-- Begin Dataset entries --
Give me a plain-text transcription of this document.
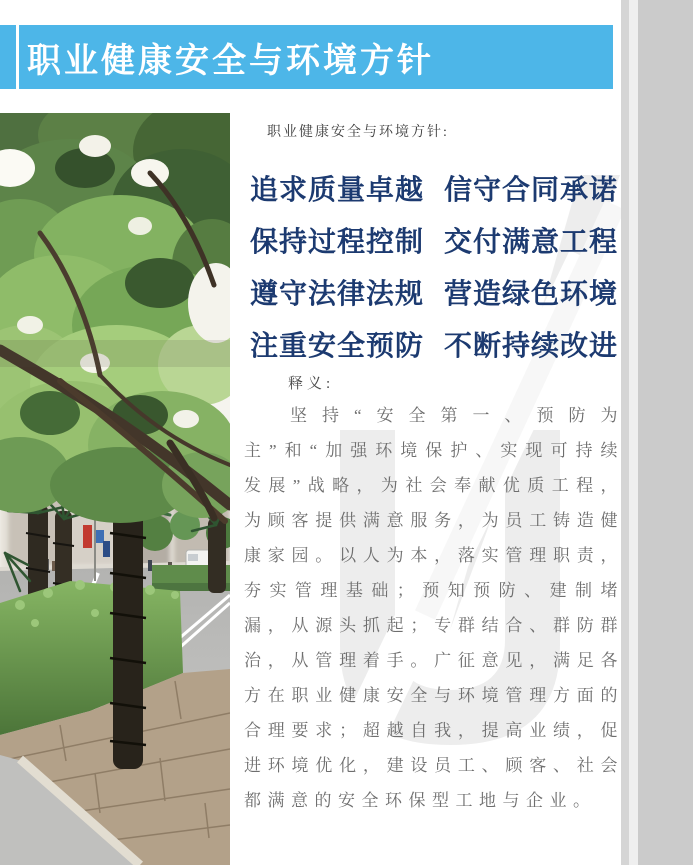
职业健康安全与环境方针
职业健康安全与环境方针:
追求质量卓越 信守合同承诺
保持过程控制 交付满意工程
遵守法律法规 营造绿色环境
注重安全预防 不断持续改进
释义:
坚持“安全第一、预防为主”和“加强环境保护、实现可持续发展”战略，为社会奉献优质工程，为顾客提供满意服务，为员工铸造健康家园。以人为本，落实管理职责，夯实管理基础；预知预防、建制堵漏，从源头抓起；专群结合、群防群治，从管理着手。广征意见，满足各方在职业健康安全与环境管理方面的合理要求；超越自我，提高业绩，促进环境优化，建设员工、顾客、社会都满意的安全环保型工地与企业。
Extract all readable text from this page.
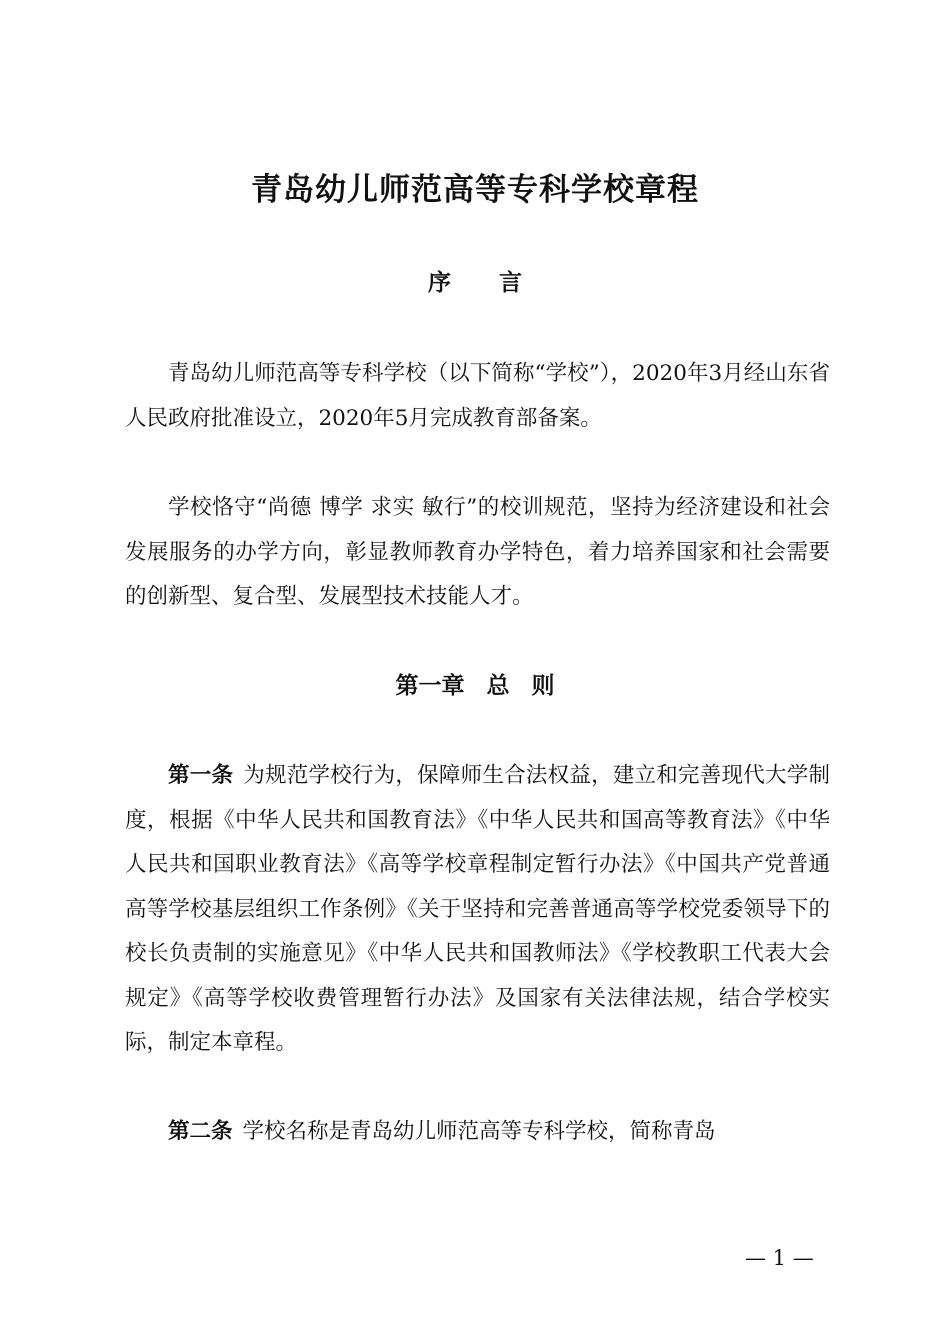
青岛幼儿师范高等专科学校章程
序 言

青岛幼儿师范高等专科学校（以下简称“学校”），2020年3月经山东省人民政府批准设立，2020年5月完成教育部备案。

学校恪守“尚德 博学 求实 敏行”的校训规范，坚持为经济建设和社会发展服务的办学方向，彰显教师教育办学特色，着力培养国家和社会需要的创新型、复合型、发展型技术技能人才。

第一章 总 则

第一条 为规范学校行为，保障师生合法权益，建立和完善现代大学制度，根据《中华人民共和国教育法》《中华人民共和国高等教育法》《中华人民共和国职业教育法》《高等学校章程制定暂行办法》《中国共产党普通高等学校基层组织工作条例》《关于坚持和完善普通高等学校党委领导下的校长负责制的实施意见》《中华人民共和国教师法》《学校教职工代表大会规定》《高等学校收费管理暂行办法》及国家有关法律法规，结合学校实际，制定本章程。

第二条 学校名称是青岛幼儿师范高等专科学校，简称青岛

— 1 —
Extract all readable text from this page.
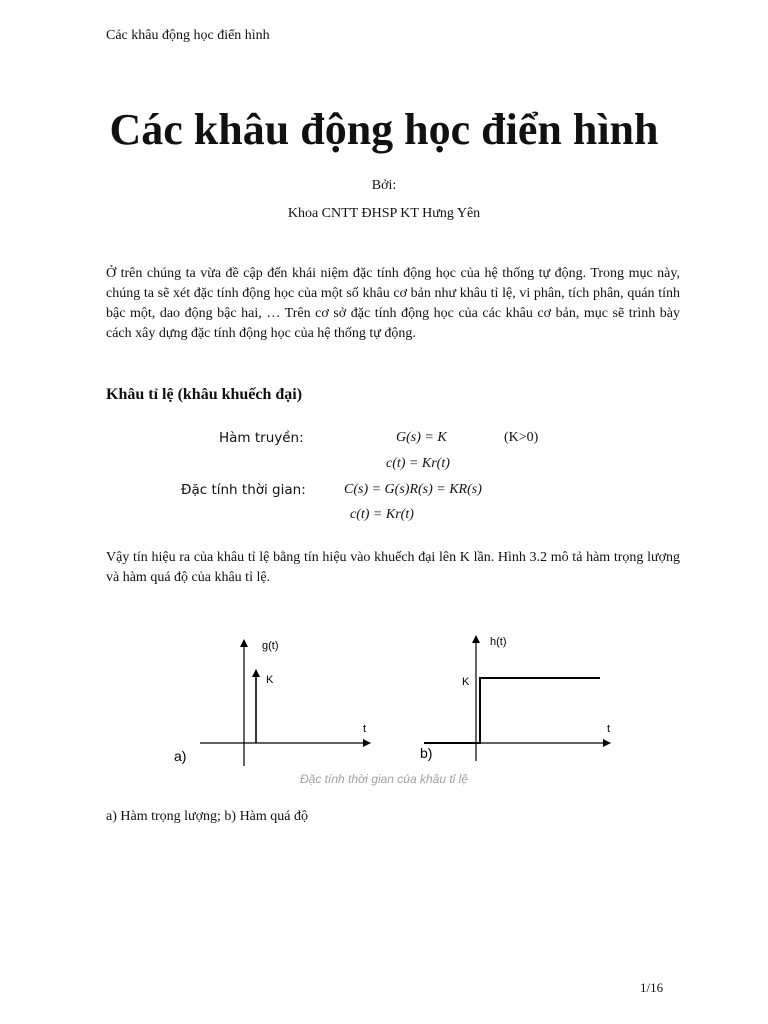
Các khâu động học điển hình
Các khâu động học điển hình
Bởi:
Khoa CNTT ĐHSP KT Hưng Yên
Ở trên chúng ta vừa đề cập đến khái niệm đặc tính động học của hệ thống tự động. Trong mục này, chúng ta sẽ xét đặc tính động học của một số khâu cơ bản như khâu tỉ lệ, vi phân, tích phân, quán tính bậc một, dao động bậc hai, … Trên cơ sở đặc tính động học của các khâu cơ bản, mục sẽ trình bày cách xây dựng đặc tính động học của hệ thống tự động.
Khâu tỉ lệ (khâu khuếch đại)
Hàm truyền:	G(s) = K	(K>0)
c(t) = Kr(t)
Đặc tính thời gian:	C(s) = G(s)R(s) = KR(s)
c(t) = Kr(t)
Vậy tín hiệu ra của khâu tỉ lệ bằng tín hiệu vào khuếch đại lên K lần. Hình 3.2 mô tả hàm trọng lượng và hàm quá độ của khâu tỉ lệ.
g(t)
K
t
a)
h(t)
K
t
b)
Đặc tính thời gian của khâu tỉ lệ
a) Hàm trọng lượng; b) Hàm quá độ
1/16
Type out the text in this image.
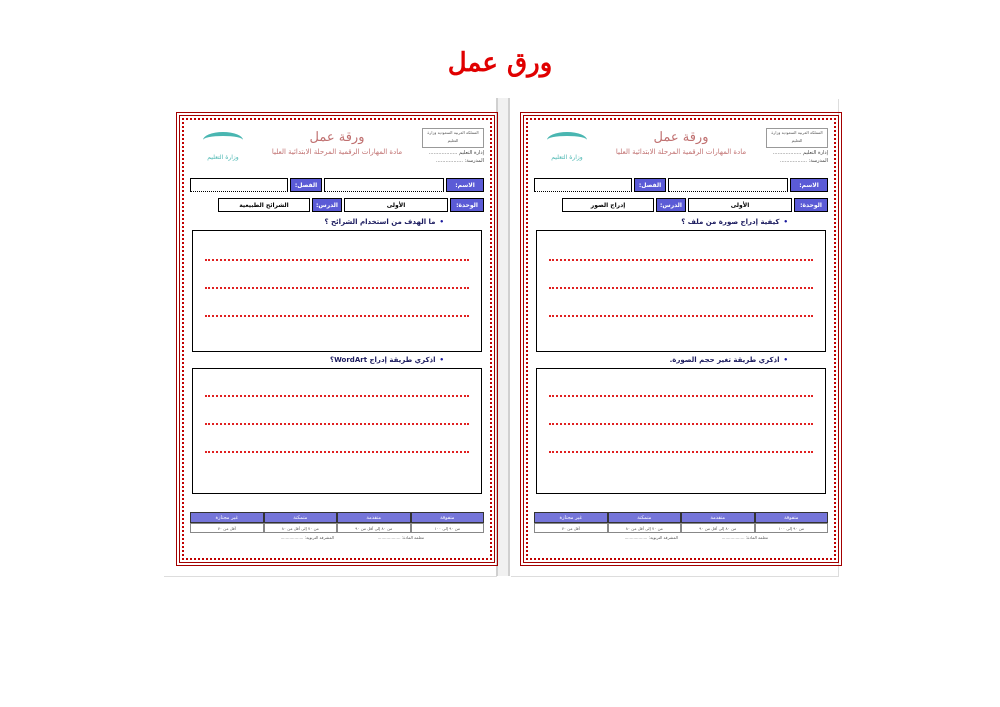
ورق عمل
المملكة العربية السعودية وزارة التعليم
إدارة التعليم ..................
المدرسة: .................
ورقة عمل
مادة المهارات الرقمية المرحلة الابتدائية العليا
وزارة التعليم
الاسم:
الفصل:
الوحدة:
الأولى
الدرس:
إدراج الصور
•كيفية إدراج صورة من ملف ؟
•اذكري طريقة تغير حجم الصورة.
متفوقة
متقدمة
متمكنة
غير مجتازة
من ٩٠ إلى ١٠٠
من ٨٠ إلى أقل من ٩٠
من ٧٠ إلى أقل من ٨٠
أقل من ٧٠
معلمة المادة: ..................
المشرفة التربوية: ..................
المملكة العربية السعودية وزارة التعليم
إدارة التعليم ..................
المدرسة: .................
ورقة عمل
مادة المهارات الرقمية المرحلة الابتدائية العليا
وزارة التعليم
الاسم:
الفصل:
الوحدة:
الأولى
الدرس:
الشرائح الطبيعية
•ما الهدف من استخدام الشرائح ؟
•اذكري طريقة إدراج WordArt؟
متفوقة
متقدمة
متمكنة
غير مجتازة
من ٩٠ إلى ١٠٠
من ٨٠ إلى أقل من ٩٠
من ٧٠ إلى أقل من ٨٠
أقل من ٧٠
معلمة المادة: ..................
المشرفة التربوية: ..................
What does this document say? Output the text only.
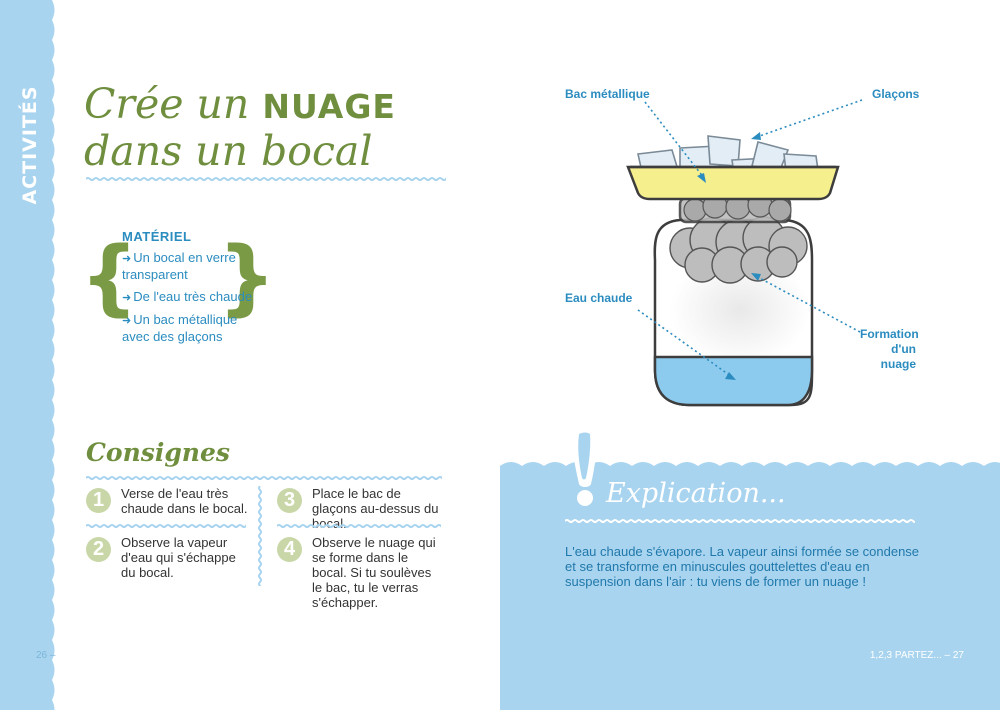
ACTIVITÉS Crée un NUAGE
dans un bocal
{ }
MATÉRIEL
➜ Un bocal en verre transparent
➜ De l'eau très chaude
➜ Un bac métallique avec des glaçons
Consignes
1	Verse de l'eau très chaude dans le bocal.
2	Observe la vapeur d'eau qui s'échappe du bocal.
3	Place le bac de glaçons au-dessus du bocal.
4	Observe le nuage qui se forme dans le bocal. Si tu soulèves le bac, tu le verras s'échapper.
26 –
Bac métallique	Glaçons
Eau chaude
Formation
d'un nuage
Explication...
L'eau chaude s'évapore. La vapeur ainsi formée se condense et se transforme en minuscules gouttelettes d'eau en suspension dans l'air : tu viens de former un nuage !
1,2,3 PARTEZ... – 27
-- End Dataset entries --
Find the lines that include the string "lượng", then copy each of them.

Vậy tín hiệu ra của khâu tỉ lệ bằng tín hiệu vào khuếch đại lên K lần. Hình 3.2 mô tả hàm trọng lượng và hàm quá độ của khâu tỉ lệ.
a) Hàm trọng lượng; b) Hàm quá độ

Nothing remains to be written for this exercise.